Aim
Find every line containing the word "noise" and report the count, nothing more.

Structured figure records

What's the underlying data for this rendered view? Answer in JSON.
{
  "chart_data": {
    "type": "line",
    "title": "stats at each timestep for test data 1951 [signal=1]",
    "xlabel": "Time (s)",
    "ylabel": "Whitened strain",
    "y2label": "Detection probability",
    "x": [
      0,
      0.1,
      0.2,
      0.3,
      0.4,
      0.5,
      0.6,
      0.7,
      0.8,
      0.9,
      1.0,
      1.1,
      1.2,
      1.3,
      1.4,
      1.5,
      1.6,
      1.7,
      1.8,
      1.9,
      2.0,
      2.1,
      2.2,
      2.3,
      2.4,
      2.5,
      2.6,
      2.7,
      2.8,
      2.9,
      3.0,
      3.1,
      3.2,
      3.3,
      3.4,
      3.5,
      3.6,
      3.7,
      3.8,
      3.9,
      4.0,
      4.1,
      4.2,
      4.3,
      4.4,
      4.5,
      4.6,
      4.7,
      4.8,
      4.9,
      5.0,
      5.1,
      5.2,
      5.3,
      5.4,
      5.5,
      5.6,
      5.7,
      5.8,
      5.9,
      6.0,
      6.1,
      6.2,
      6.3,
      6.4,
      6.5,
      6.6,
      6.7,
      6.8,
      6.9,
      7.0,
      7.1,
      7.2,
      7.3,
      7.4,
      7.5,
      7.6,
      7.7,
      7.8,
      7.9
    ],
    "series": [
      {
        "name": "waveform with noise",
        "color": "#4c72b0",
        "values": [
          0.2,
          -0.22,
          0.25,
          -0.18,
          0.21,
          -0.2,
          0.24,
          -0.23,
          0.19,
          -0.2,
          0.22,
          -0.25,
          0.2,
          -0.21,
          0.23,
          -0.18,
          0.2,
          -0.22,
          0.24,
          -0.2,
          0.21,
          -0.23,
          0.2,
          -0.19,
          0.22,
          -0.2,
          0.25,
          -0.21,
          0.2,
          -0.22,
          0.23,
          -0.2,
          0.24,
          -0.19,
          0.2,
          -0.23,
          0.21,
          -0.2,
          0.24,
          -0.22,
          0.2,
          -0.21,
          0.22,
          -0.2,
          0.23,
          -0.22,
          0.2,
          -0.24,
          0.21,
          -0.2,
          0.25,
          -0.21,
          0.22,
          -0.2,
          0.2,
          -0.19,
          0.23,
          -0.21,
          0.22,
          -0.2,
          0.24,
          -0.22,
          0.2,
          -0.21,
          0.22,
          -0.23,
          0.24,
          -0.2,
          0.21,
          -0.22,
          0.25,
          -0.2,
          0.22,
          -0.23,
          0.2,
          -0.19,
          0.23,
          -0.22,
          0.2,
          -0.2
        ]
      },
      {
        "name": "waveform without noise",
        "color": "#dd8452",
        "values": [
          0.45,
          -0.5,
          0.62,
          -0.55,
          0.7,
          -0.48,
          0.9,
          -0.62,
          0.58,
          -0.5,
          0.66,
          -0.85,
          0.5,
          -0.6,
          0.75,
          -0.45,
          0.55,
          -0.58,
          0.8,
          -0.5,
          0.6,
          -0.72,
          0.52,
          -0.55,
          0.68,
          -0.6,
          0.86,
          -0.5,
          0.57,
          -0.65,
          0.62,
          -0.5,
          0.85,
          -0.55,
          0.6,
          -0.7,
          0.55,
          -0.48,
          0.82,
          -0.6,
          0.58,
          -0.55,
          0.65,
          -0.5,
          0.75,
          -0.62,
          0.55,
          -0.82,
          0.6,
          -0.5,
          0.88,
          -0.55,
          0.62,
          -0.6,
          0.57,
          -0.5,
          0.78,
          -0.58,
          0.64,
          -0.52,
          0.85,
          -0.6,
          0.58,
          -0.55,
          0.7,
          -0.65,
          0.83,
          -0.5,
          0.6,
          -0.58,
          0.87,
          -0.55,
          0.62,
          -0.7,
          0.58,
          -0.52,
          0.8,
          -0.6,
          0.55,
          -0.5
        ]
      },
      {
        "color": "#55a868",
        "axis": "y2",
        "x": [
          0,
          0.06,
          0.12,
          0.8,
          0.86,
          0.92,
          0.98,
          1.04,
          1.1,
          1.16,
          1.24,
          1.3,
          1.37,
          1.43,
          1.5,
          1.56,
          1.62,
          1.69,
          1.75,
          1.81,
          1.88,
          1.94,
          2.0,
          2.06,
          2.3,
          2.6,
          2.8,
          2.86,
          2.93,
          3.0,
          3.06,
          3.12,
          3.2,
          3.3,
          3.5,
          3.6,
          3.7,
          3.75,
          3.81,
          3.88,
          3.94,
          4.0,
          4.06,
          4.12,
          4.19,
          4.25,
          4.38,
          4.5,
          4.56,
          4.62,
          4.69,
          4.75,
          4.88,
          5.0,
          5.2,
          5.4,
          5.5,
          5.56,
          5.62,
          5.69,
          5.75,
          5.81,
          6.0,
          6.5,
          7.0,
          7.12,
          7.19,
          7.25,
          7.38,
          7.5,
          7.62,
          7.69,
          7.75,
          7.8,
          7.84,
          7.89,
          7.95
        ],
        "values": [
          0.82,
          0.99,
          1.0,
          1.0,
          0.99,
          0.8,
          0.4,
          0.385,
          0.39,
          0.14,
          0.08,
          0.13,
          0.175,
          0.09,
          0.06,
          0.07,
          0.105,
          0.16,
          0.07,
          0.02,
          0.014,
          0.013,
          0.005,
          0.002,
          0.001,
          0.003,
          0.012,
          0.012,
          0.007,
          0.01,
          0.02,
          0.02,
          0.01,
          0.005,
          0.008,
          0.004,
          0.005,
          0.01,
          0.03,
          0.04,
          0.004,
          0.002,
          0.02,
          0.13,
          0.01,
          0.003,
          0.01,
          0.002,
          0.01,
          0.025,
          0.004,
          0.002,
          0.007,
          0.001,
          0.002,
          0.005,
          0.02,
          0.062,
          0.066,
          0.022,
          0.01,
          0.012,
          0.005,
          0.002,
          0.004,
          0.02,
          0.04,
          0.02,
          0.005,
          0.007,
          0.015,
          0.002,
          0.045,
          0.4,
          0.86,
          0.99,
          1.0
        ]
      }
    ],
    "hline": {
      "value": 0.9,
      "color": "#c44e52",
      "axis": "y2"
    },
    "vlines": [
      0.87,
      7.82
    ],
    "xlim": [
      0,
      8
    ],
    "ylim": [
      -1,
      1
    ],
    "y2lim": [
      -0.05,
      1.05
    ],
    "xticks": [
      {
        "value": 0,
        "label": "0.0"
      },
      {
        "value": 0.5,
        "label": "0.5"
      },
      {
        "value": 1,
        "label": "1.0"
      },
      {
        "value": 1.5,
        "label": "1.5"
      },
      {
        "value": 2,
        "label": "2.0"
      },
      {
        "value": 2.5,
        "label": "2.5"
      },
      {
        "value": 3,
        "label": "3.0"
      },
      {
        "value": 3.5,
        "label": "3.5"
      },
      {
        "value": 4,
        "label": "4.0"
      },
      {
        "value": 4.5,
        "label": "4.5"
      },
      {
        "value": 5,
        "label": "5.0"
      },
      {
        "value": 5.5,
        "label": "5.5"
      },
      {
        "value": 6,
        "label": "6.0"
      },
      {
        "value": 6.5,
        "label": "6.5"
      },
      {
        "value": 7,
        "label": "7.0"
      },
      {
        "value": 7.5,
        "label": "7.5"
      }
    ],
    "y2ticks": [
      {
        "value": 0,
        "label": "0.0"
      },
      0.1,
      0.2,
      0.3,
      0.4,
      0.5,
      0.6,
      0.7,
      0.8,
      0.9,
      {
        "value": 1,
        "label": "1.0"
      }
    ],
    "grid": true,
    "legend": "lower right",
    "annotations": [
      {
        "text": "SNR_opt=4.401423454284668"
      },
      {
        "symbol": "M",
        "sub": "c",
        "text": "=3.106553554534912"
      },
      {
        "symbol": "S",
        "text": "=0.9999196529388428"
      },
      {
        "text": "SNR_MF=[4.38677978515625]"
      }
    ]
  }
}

Complete output
2